• **STATED GOAL**
Below are some records. Count the lines with "Minutes" in them and give nothing but the total.

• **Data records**
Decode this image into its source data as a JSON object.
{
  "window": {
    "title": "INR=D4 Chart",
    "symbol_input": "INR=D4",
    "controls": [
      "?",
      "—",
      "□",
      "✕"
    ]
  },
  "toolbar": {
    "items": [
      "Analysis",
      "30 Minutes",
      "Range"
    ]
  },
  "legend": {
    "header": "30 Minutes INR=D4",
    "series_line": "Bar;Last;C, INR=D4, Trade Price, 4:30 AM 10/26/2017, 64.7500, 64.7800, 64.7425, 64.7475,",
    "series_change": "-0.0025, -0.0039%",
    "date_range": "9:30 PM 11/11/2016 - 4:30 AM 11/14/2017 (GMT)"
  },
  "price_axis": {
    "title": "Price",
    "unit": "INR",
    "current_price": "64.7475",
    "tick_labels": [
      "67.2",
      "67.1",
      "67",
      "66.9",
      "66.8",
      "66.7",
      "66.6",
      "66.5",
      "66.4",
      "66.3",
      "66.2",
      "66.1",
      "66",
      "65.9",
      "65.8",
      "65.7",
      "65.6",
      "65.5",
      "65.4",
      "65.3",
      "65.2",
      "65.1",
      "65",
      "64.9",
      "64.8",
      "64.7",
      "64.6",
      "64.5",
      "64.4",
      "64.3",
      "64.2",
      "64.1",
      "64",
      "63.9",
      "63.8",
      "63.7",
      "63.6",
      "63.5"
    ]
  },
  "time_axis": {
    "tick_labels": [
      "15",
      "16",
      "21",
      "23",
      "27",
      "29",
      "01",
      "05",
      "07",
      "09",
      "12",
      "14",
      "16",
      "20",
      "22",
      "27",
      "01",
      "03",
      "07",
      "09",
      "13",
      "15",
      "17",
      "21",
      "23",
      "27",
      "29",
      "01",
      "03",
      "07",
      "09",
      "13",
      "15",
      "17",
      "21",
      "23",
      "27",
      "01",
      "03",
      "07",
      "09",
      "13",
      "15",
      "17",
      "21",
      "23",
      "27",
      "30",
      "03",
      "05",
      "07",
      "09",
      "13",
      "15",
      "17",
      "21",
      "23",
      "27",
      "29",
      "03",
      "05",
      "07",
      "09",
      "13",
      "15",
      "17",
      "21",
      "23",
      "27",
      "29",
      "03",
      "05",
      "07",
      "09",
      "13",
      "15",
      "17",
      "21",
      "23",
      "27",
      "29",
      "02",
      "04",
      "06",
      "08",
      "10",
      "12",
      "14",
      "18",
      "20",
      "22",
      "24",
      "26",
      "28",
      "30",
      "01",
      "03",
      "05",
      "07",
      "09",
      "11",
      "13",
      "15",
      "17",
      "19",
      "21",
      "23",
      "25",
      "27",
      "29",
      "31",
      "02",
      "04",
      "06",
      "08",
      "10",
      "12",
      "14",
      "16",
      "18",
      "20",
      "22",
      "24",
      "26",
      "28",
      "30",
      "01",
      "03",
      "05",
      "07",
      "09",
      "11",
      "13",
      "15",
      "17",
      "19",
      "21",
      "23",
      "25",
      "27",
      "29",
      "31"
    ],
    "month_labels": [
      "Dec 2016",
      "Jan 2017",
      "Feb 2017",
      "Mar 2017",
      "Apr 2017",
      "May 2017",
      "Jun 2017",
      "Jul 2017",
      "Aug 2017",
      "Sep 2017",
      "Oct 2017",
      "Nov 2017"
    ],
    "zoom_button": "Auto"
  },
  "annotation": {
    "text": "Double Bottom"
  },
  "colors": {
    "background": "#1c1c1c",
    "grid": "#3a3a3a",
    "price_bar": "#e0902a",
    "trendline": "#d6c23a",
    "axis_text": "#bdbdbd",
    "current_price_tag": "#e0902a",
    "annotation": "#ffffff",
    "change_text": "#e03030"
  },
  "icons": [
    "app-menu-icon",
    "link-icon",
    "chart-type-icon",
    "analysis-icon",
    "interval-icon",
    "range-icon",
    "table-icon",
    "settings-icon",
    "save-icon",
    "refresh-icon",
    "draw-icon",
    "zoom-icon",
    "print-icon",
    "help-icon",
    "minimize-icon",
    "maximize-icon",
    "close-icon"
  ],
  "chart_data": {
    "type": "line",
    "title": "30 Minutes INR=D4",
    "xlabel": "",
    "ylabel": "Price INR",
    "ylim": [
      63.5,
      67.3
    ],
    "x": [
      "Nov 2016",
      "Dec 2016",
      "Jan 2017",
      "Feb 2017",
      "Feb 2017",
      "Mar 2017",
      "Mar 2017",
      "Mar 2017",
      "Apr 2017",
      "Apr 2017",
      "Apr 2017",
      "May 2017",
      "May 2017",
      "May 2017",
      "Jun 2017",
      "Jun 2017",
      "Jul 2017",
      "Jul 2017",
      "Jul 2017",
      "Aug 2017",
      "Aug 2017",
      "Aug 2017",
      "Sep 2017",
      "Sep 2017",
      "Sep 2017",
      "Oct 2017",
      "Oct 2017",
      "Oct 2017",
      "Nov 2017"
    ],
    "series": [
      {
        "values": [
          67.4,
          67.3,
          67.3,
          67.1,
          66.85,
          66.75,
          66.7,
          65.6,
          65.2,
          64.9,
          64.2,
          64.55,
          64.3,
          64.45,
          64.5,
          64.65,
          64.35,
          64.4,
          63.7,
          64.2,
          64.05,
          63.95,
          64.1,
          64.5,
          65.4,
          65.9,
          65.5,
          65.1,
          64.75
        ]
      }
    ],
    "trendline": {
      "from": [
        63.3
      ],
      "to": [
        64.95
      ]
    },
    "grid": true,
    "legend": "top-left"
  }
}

• **WRITTEN SOLUTION**
3